#### QUOTED PASSAGE
══════

Forward contracts are similar to futures as they imply an obligation of a buyer to purchase a particular security at a particular date. The obligation clause is the major difference from the options contracts. However there are differences from futures contracts as well. Forward contracts are rather unique and are not as standardised as futures. The prices at which the agreements are settled are different. The settlement price of futures is the price that is fixed on the last trading date. In the meanwhile forwards prices are agreed on the trade date at the start. Forward contracts involve no cash flows until the delivery period. In contrast, futures contracts include margin requirements and margin calls (Tripathy, 2007). Forward hedging implies forward selling the securities or currency. For example, multinational corporations may sell the currency that is received as earnings by their subsidiaries. In this way, corporations are able to create cash outflows to hedge translation exposure. Still, hedging translation exposure may be inappropriate due to inaccurate earnings forecasts. In some cases, translation losses may be significantly higher than the benefits obtained from forward hedging (Madura, 2011).

One of the major disadvantages of forward contracts is the credit risk or default risk that is inherent to forward hedging strategy. One of the parties of the contract may fail to fulfil its obligations under the contract. Then, although the forward price of a security is a prediction of a spot price, some unexpected events may happen and one of the parties of the forward contract may face undesired price movements. The actual spot price at the moment of delivery of an asset or security may be different from the forward price that has been agreed on in the forward contract (Kevin, 2010). However, there are particular advantages of forward contracts as well. For example with respect to foreign exchange markets forward exchange rates are negotiable. This is especially important for large companies that can make use of their market power in negotiations with a bank to obtain a favourable forward market rate. Then, the banking system is available 24 hours a day, while futures markets are not open overnight. This makes forward contracts more attractive to some parties (Fraser and Simkins, 2010).

══════

#### INFORMATION SHOWN
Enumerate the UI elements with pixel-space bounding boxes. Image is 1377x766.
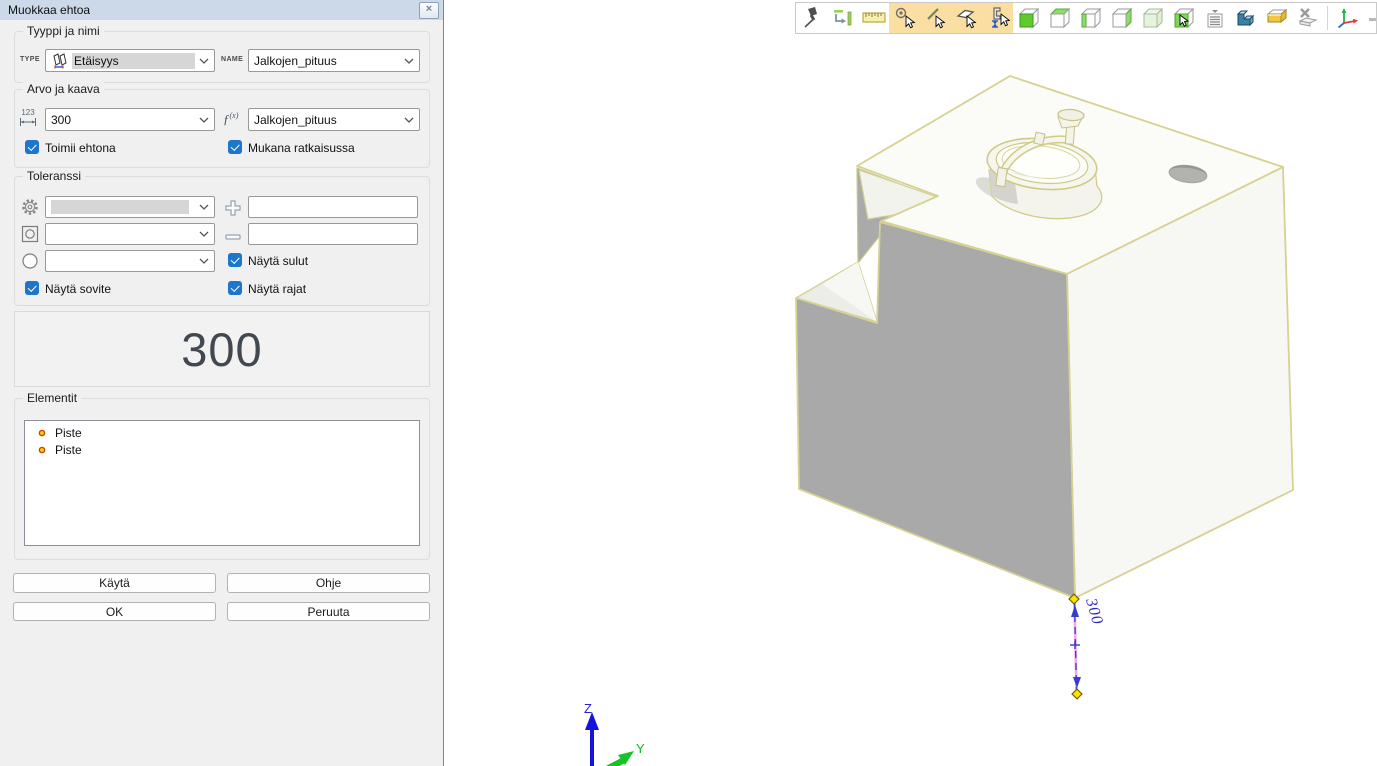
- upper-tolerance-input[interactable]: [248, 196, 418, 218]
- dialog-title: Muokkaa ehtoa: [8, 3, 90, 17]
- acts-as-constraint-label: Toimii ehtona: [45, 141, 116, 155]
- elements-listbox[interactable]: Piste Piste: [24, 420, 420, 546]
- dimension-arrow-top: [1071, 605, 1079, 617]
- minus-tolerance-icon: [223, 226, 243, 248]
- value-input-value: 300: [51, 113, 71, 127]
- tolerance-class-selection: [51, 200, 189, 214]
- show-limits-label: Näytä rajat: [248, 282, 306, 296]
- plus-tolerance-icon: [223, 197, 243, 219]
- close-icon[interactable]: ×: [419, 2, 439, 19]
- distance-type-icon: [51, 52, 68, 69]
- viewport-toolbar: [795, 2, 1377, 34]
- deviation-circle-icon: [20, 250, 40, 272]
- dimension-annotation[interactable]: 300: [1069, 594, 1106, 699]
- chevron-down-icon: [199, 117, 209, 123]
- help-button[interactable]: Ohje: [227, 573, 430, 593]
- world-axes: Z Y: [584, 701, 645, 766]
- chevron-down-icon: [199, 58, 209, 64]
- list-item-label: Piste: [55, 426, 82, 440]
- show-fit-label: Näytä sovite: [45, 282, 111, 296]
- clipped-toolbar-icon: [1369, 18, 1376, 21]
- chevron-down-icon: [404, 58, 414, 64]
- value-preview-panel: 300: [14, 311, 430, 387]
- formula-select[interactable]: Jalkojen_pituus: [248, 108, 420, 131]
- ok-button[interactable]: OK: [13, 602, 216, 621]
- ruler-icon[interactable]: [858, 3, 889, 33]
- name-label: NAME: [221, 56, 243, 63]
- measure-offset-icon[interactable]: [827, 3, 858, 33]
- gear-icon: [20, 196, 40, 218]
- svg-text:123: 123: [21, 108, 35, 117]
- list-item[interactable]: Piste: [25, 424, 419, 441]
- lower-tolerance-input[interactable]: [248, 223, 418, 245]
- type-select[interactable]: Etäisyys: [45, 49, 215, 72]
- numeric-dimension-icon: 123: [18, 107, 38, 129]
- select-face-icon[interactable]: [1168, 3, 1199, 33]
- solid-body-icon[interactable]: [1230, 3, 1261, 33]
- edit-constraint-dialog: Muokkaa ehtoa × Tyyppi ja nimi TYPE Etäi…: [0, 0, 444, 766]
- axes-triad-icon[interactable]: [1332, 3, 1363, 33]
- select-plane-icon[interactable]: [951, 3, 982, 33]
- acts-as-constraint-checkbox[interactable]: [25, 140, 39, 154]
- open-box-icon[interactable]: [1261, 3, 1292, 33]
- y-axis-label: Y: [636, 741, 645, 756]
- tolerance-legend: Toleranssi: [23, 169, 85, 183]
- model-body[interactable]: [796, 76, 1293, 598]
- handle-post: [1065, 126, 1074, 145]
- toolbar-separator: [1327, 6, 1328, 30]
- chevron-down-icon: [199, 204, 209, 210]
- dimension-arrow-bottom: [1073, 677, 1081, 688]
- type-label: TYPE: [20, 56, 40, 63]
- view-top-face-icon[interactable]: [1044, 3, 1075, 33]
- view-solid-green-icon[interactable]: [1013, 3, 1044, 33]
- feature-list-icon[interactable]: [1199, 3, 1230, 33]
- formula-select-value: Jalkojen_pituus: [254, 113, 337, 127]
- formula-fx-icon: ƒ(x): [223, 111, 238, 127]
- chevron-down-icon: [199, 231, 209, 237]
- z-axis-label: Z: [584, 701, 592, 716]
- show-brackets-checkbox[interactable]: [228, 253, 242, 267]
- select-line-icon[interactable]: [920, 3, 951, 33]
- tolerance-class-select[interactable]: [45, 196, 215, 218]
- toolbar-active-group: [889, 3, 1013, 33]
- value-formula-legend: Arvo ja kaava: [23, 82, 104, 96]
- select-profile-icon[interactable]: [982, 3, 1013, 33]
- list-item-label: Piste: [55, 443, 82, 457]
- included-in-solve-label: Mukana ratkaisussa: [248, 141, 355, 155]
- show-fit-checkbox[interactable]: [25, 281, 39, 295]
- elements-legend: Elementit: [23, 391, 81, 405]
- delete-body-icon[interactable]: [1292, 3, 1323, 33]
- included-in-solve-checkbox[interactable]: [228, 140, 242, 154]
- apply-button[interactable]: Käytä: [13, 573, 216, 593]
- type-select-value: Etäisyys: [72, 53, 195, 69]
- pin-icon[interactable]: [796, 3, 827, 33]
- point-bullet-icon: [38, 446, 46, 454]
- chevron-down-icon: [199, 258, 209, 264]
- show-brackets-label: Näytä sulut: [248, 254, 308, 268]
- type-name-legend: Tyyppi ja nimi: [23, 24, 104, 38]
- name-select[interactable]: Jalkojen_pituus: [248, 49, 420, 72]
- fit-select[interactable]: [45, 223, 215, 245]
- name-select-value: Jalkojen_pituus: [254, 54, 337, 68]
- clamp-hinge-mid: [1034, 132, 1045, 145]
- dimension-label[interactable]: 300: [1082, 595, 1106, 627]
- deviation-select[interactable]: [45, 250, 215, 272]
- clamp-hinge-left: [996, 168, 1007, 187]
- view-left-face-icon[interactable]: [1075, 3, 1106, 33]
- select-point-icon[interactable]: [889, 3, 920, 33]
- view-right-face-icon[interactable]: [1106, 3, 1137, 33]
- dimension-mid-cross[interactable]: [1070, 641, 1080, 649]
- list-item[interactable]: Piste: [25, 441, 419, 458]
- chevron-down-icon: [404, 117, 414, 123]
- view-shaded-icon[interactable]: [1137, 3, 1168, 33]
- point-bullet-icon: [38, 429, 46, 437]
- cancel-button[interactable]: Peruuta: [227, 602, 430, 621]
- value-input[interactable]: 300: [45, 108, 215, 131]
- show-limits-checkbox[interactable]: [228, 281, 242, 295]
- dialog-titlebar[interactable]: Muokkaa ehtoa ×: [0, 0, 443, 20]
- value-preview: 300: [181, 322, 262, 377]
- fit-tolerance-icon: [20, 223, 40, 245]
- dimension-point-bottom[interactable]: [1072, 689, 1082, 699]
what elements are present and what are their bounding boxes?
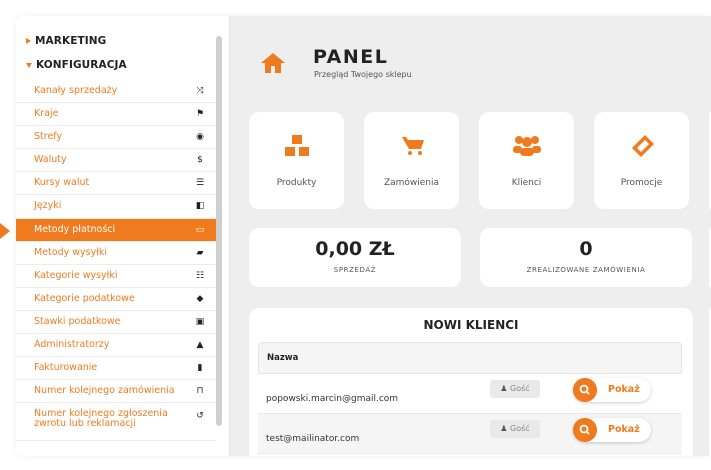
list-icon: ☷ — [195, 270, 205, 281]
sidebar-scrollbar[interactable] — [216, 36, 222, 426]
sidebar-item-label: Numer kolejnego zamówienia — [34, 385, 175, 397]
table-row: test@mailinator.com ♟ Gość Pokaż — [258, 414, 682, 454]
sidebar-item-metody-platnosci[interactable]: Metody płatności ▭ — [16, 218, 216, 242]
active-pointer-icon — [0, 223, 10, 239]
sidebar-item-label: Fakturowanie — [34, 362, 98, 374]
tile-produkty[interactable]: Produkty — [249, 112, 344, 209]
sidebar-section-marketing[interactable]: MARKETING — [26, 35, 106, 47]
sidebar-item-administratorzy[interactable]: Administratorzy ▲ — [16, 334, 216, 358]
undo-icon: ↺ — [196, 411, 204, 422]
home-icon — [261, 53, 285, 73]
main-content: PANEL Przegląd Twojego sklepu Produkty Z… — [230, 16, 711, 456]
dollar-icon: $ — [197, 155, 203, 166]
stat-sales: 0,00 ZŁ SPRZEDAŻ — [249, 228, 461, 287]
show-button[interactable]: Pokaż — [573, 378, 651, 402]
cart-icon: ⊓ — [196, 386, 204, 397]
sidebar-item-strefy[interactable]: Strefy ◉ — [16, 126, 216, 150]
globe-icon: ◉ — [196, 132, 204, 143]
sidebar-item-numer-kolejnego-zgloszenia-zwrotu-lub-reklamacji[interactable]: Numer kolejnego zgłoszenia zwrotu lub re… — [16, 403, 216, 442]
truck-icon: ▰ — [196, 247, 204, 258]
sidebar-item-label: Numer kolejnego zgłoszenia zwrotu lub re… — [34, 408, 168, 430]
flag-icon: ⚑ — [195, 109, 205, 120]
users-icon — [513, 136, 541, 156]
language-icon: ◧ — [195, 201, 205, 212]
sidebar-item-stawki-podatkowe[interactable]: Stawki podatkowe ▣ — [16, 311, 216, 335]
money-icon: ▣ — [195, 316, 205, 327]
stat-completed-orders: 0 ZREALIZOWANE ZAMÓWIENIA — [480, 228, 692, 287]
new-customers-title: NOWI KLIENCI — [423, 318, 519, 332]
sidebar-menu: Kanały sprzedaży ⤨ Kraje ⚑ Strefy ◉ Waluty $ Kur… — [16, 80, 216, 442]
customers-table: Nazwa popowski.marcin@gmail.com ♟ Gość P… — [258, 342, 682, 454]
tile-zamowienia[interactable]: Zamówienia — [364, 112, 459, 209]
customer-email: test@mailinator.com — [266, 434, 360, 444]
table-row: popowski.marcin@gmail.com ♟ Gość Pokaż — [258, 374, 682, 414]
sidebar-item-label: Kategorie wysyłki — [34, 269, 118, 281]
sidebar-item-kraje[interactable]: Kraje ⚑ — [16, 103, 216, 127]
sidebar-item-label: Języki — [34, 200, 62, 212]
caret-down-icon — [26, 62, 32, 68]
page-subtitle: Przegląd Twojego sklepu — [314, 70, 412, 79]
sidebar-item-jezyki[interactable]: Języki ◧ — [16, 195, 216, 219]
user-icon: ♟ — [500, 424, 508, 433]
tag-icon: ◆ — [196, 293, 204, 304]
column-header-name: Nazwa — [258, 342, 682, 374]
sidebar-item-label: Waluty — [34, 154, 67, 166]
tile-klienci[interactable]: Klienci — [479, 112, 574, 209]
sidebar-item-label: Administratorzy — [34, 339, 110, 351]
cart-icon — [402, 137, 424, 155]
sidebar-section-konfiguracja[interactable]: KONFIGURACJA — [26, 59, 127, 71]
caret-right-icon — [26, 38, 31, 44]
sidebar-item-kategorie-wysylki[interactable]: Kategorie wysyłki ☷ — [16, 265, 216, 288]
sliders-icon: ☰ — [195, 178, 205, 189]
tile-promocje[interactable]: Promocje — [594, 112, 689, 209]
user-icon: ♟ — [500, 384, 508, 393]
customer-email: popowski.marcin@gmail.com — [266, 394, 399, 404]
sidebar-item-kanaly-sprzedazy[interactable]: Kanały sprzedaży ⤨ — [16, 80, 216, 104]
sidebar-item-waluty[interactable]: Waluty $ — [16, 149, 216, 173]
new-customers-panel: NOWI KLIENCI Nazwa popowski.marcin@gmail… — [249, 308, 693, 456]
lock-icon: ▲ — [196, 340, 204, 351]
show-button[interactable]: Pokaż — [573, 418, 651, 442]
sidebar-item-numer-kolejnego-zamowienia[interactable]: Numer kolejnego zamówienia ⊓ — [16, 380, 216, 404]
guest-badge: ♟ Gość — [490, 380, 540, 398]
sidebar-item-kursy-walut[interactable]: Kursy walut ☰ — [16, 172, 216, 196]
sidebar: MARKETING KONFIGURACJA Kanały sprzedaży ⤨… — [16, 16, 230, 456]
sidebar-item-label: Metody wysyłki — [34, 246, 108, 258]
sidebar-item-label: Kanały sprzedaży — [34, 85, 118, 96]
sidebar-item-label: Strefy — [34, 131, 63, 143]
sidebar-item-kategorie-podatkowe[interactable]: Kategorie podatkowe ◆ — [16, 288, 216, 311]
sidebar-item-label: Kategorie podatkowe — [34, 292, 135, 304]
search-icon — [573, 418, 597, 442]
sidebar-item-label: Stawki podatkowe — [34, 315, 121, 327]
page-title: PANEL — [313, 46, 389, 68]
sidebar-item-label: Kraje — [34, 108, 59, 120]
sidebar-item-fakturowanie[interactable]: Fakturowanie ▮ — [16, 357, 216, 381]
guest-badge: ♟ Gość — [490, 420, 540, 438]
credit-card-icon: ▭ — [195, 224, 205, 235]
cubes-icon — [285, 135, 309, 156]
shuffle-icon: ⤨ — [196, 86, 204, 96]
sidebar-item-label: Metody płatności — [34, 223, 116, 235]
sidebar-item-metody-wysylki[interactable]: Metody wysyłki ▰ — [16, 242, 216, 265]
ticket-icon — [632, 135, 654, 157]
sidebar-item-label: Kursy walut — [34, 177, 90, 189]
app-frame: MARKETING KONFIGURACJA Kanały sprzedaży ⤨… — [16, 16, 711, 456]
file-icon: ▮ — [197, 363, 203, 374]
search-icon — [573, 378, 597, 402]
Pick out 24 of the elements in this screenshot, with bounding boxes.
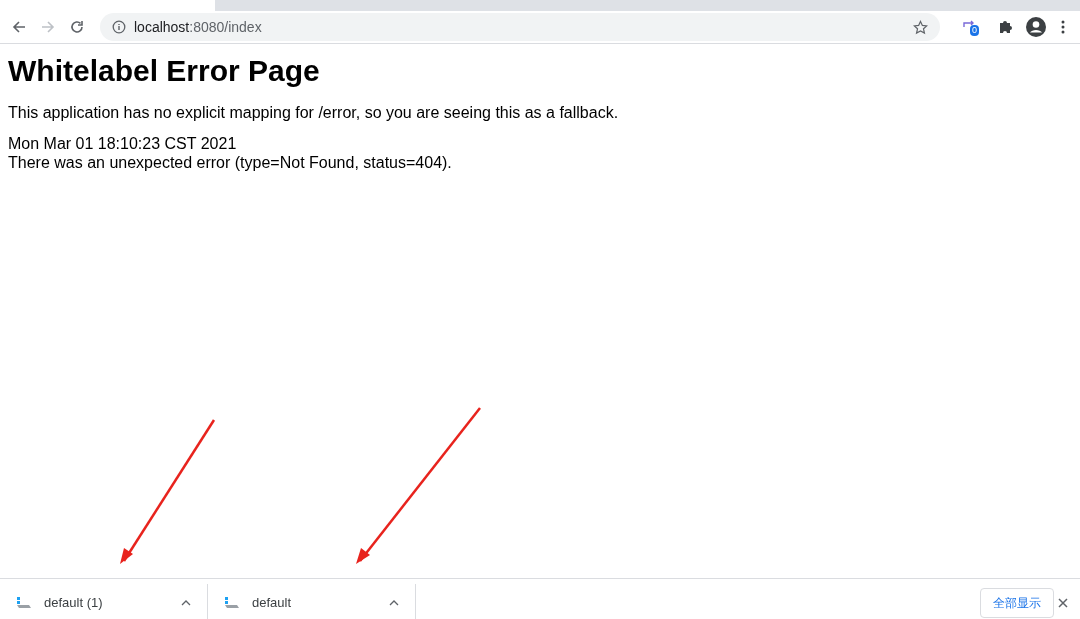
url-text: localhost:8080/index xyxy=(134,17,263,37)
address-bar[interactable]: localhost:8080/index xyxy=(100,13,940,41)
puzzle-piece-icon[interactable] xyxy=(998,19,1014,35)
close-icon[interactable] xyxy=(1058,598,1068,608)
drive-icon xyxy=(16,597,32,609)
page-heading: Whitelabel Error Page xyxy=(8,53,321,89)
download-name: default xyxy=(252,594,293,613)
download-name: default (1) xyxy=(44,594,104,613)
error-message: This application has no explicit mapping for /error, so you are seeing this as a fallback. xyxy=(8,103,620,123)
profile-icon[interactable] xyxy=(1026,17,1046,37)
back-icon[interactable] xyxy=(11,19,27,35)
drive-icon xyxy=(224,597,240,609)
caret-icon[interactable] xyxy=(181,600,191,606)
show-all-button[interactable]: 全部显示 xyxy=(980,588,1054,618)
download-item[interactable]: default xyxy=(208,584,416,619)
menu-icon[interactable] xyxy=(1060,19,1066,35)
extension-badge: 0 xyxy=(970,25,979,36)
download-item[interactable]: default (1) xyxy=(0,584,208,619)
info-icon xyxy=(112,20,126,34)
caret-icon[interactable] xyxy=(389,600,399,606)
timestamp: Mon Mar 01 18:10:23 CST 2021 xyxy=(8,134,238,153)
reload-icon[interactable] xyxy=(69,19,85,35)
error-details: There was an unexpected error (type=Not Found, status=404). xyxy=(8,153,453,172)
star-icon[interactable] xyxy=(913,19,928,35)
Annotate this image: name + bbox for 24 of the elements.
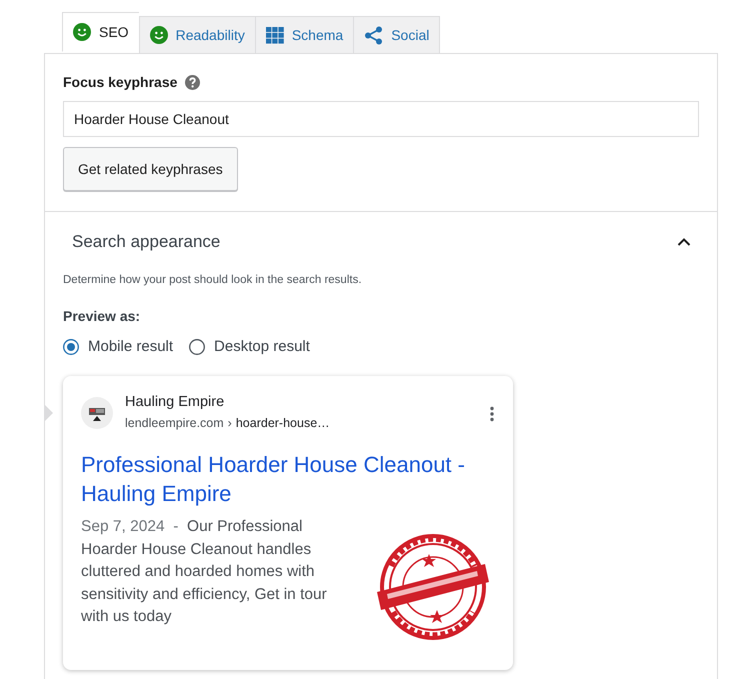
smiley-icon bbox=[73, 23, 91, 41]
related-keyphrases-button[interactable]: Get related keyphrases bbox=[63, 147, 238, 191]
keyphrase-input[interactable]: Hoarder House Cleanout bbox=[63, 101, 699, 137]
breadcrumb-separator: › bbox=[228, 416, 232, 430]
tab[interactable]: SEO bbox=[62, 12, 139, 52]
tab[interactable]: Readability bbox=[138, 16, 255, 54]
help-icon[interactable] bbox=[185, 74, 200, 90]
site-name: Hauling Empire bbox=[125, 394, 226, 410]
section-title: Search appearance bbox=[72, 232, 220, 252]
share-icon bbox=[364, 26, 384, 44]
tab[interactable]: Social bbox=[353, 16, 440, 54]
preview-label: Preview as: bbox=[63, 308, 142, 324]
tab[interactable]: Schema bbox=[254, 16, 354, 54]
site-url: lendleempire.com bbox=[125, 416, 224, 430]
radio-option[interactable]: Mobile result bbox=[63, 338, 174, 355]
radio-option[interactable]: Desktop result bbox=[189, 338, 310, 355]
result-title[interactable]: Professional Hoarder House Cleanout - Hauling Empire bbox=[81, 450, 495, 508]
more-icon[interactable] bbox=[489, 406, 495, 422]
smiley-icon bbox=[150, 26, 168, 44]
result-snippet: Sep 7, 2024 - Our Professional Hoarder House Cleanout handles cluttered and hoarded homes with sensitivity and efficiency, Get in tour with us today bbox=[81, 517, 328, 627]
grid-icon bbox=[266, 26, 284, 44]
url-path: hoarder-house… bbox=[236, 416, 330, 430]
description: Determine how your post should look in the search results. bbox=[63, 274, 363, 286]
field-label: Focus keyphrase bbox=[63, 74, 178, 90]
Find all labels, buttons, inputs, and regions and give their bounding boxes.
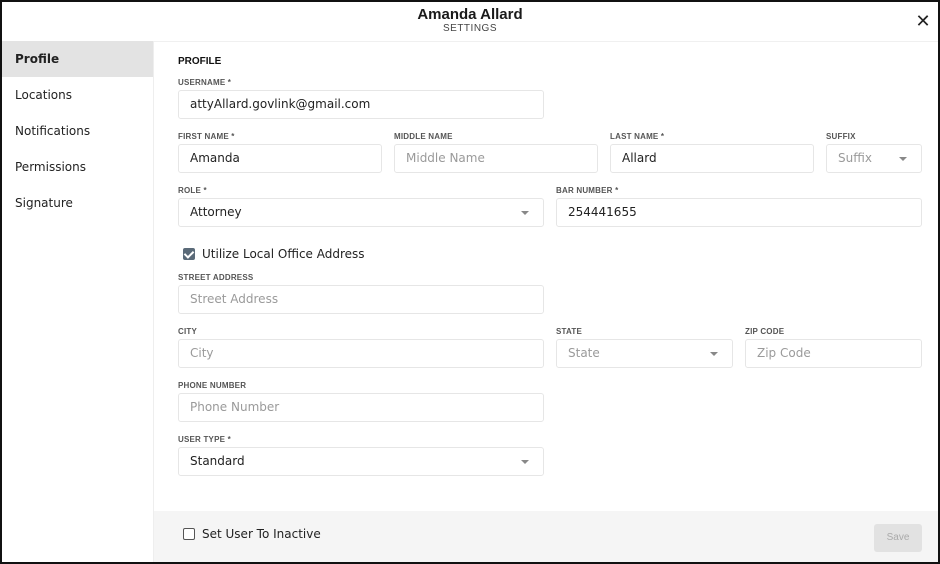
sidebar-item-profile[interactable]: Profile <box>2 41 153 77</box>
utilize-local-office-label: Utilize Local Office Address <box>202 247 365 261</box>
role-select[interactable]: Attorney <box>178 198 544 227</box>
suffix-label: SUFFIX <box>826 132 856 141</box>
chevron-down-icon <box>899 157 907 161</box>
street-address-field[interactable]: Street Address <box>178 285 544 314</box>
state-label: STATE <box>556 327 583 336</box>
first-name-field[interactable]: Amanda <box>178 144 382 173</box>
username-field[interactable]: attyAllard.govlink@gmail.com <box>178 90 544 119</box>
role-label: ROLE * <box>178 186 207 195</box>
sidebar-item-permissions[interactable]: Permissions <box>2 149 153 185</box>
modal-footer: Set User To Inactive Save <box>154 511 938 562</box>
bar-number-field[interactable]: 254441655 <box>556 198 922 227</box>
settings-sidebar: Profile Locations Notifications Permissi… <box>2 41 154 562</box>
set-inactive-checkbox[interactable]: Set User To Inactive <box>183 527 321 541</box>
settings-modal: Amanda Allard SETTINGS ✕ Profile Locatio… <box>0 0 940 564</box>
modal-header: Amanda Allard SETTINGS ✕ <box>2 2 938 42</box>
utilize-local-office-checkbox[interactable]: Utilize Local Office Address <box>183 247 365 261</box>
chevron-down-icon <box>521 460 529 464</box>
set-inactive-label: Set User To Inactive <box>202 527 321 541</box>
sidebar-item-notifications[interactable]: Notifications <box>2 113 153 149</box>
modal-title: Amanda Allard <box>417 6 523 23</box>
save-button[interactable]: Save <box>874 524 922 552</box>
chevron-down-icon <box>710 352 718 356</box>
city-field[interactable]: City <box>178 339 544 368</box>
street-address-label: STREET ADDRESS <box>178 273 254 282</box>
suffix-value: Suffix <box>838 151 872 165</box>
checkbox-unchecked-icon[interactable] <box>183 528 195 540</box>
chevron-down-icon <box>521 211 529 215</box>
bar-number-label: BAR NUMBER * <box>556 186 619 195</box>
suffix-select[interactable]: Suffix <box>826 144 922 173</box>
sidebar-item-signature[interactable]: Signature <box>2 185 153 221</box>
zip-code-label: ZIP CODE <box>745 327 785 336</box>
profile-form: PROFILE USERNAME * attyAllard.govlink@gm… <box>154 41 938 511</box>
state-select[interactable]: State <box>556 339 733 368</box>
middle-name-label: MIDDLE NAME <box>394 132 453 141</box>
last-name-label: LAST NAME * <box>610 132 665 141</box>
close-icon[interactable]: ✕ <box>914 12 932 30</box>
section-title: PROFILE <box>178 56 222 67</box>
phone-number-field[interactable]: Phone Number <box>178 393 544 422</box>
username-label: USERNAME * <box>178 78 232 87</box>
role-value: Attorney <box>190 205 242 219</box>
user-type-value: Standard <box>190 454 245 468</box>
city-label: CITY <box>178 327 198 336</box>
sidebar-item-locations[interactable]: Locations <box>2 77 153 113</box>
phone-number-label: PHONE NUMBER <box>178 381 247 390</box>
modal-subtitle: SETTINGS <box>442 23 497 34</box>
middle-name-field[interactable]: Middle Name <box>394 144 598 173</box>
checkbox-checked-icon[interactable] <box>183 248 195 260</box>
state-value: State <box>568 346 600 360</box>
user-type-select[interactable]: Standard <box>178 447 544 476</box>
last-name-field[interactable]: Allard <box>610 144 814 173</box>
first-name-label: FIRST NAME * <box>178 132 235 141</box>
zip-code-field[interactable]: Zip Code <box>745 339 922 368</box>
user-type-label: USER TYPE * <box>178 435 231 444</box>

══════

#### STATED EXERCISE 1
Using the passage on forward contracts, decide whether each statement below agrees with it. Answer yes or no for each, and quote the words of the passage that decide it.
(a) Futures markets are open overnight.
(b) Forward contracts involve no cash flows until the delivery period.
(c) Forward prices are agreed on the last trading date.
#### STATED EXERCISE 2
Put the lines of the records into a Markdown table with the columns No. and Line. Start at the line that contains "sidebar-item-profile[interactable]: Profile <box>2" and continue through the line that contains "suffix-label: SUFFIX <box>826", numbering each row and leaving out blank lines.

#### WRITTEN RESPONSE 1
(a) No: "futures markets are not open overnight."
(b) Yes: "Forward contracts involve no cash flows until the delivery period."
(c) No: "forwards prices are agreed on the trade date at the start."

#### WRITTEN RESPONSE 2
| No. | Line |
|---|---|
| 1 | sidebar-item-profile[interactable]: Profile <box>2 41 153 77</box> |
| 2 | utilize-local-office-label: Utilize Local Office Address <box>202 247 365 261</box> |
| 3 | role-select[interactable]: Attorney <box>178 198 544 227</box> |
| 4 | suffix-label: SUFFIX <box>826 132 856 141</box> |